In the part that opens with the line containing "staticText: Bluetooth [432, 173, 493, 191]" and closes with the line containing "button[interactable]: Power [443, 64, 475, 96]", rename "Night Light" to "Night Mode" and give those lines again with nothing else changed.
════════════════
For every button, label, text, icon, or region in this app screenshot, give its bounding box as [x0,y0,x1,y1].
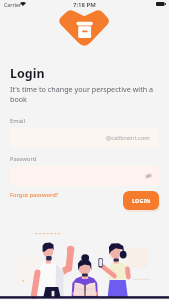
button[interactable]: Show password [10,166,159,186]
staticText: Email [10,117,25,125]
staticText: Carrier [4,1,22,8]
staticText: @calibraint.com [106,134,150,142]
staticText: Password [10,155,37,163]
staticText: 7:18 PM [73,1,96,9]
staticText: Login [10,65,45,82]
staticText: LOGIN [132,197,151,204]
button[interactable]: @calibraint.com [10,128,159,148]
staticText: It's time to change your perspective wit… [10,84,158,104]
button[interactable]: Show password [145,173,152,179]
button[interactable]: LOGIN [123,191,159,210]
staticText: Forgot password? [10,191,59,199]
button[interactable]: Forgot password? [10,191,59,199]
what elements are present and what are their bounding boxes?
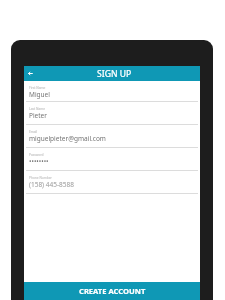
staticText: First Name: [29, 86, 46, 90]
button[interactable]: CREATE ACCOUNT: [24, 282, 200, 300]
staticText: (158) 445-8588: [29, 180, 74, 189]
button[interactable]: First Name: [26, 81, 198, 102]
staticText: miguelpieter@gmail.com: [29, 134, 106, 143]
button[interactable]: Password: [26, 148, 198, 171]
staticText: Email: [29, 130, 38, 134]
button[interactable]: Email: [26, 125, 198, 148]
staticText: SIGN UP: [97, 68, 132, 80]
staticText: Last Name: [29, 107, 45, 111]
button[interactable]: Phone Number: [26, 171, 198, 194]
staticText: Pieter: [29, 111, 47, 120]
button[interactable]: Last Name: [26, 102, 198, 125]
staticText: ••••••••: [29, 157, 49, 166]
staticText: Phone Number: [29, 176, 52, 180]
staticText: Miguel: [29, 90, 50, 99]
staticText: CREATE ACCOUNT: [79, 286, 146, 296]
button[interactable]: Back: [25, 68, 36, 79]
staticText: Password: [29, 153, 44, 157]
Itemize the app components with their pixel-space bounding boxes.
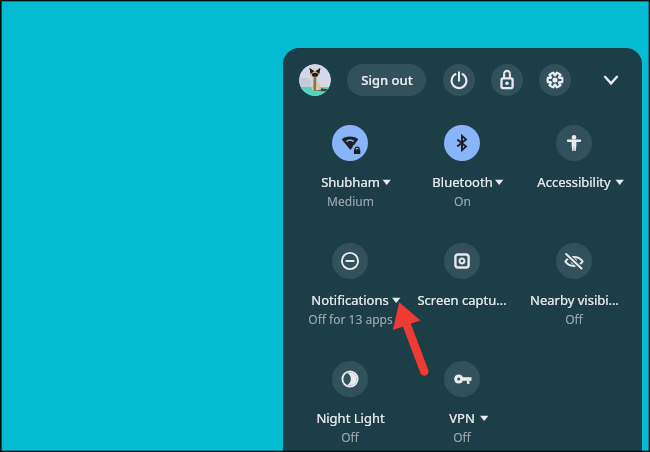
staticText: Bluetooth [432, 173, 493, 191]
button[interactable]: Accessibility [518, 118, 630, 208]
staticText: Medium [327, 193, 374, 209]
button[interactable]: Shubham [294, 118, 406, 208]
staticText: Night Light [316, 409, 385, 427]
staticText: Off [453, 429, 471, 445]
staticText: VPN [449, 409, 475, 427]
button[interactable]: Notifications [294, 236, 406, 326]
staticText: Notifications [311, 291, 389, 309]
button[interactable]: Nearby visibi… [518, 236, 630, 326]
staticText: Sign out [361, 71, 413, 89]
button[interactable]: Account avatar [299, 64, 331, 96]
staticText: Off [341, 429, 359, 445]
staticText: On [454, 193, 471, 209]
button[interactable]: Sign out [347, 64, 426, 96]
button[interactable]: Collapse [595, 64, 627, 96]
staticText: Off for 13 apps [308, 311, 393, 327]
staticText: Off [565, 311, 583, 327]
button[interactable]: Night Light [294, 354, 406, 444]
button[interactable]: Screen captu… [406, 236, 518, 326]
staticText: Nearby visibi… [530, 291, 619, 309]
button[interactable]: Settings [539, 64, 571, 96]
button[interactable]: VPN [406, 354, 518, 444]
button[interactable]: Power [443, 64, 475, 96]
staticText: Shubham [321, 173, 380, 191]
staticText: Screen captu… [417, 291, 507, 309]
button[interactable]: Lock screen [491, 64, 523, 96]
button[interactable]: Bluetooth [406, 118, 518, 208]
staticText: Accessibility [537, 173, 611, 191]
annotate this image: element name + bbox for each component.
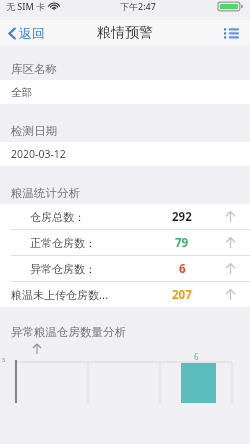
staticText: 5 [2, 356, 6, 364]
staticText: 6 [194, 351, 199, 362]
staticText: 粮温未上传仓房数... [11, 287, 108, 302]
staticText: 正常仓房数： [30, 236, 96, 250]
button[interactable]: 正常仓房数： [0, 230, 250, 255]
staticText: 库区名称 [11, 62, 57, 76]
staticText: 292 [172, 209, 192, 225]
staticText: 无 SIM 卡 [6, 0, 46, 12]
button[interactable]: 异常仓房数： [0, 256, 250, 281]
staticText: 全部 [11, 86, 32, 99]
button[interactable]: 2020-03-12 [0, 142, 250, 166]
staticText: 粮温统计分析 [11, 186, 80, 200]
staticText: 检测日期 [11, 124, 57, 138]
staticText: 粮情预警 [97, 24, 153, 42]
button[interactable]: 仓房总数： [0, 204, 250, 229]
staticText: 207 [172, 287, 192, 303]
button[interactable]: 返回 [6, 22, 47, 44]
staticText: 仓房总数： [30, 210, 85, 224]
staticText: 6 [179, 261, 186, 277]
button[interactable]: 列表 [221, 24, 242, 42]
staticText: 返回 [19, 25, 45, 41]
staticText: 79 [175, 235, 189, 251]
button[interactable]: 粮温未上传仓房数... [0, 282, 250, 307]
staticText: 异常仓房数： [30, 262, 96, 276]
staticText: 下午2:47 [120, 0, 156, 12]
button[interactable]: 全部 [0, 80, 250, 104]
staticText: 2020-03-12 [11, 147, 66, 161]
staticText: 异常粮温仓房数量分析 [11, 325, 126, 339]
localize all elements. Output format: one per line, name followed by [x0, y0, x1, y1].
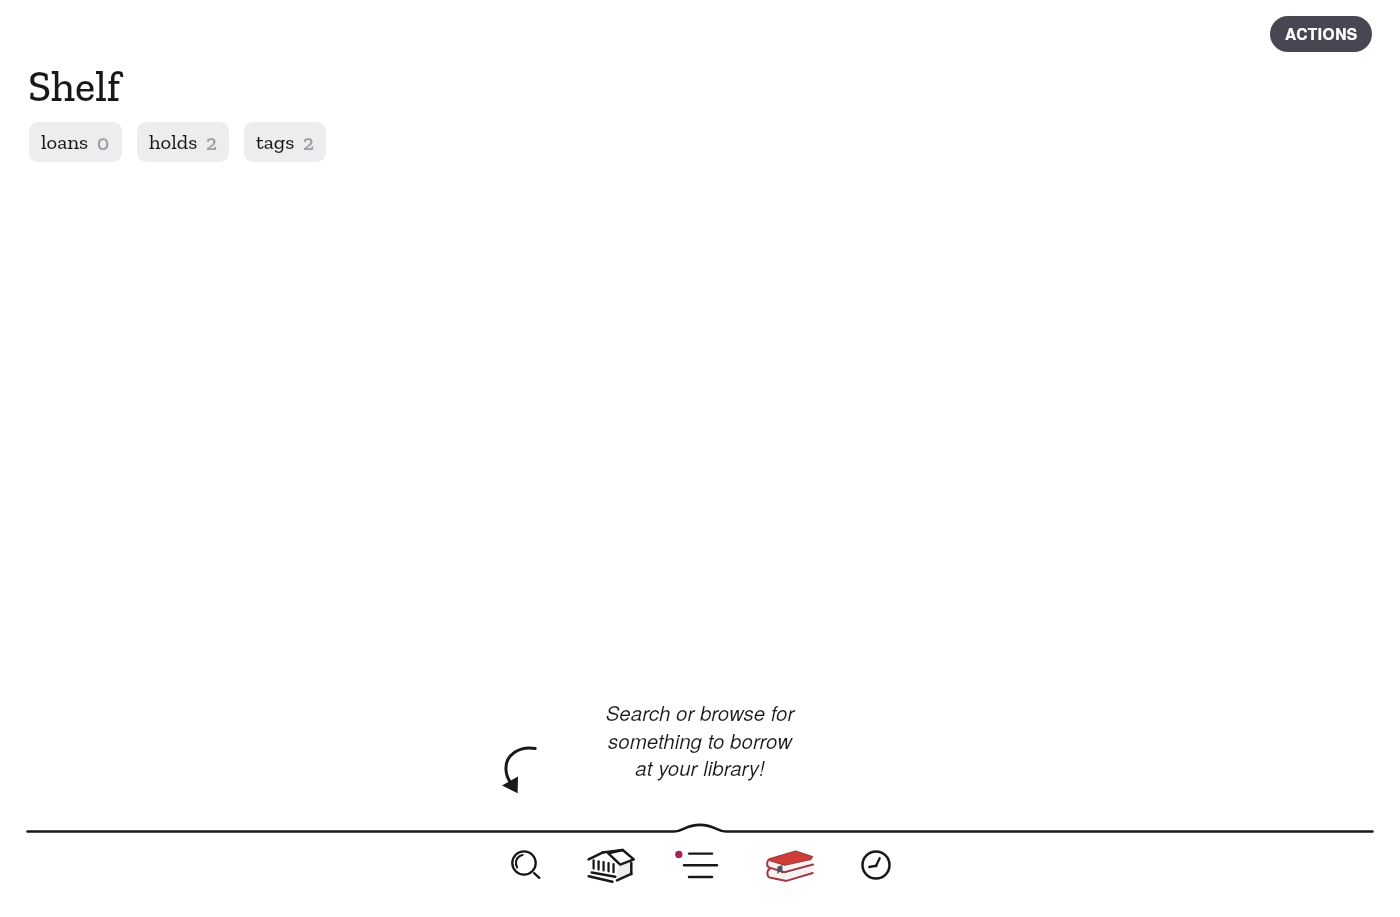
staticText: Shelf — [28, 61, 121, 112]
button[interactable]: loans — [29, 122, 122, 162]
staticText: 2 — [303, 130, 314, 155]
button[interactable]: Lists — [654, 840, 742, 898]
button[interactable]: Library — [567, 840, 655, 898]
button[interactable]: ACTIONS — [1270, 16, 1372, 52]
button[interactable]: History — [832, 840, 920, 898]
staticText: ACTIONS — [1285, 23, 1358, 45]
staticText: loans — [41, 130, 89, 155]
staticText: holds — [149, 130, 198, 155]
button[interactable]: tags — [244, 122, 326, 162]
staticText: Search or browse for something to borrow… — [560, 698, 840, 781]
button[interactable]: Search — [481, 840, 569, 898]
staticText: 0 — [97, 130, 110, 155]
button[interactable]: holds — [137, 122, 229, 162]
button[interactable]: Shelf — [747, 840, 835, 898]
staticText: tags — [256, 130, 295, 155]
staticText: 2 — [206, 130, 217, 155]
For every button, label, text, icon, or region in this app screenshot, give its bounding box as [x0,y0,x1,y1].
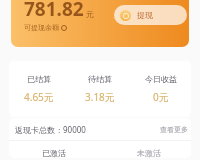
════════════════
■ Written answer ■
staticText: Bluetooth [432, 173, 493, 191]
button[interactable]: Accessibility [518, 118, 630, 208]
staticText: Medium [327, 193, 374, 209]
button[interactable]: Shubham [294, 118, 406, 208]
staticText: Night Mode [316, 409, 385, 427]
staticText: Off [453, 429, 471, 445]
staticText: VPN [449, 409, 475, 427]
button[interactable]: Notifications [294, 236, 406, 326]
staticText: Notifications [311, 291, 389, 309]
button[interactable]: Nearby visibi… [518, 236, 630, 326]
staticText: Sign out [361, 71, 413, 89]
button[interactable]: Account avatar [299, 64, 331, 96]
staticText: Off [341, 429, 359, 445]
staticText: On [454, 193, 471, 209]
button[interactable]: Sign out [347, 64, 426, 96]
button[interactable]: Collapse [595, 64, 627, 96]
staticText: Off for 13 apps [308, 311, 393, 327]
staticText: Off [565, 311, 583, 327]
button[interactable]: Night Mode [294, 354, 406, 444]
button[interactable]: Screen captu… [406, 236, 518, 326]
staticText: Nearby visibi… [530, 291, 619, 309]
button[interactable]: Settings [539, 64, 571, 96]
button[interactable]: VPN [406, 354, 518, 444]
button[interactable]: Power [443, 64, 475, 96]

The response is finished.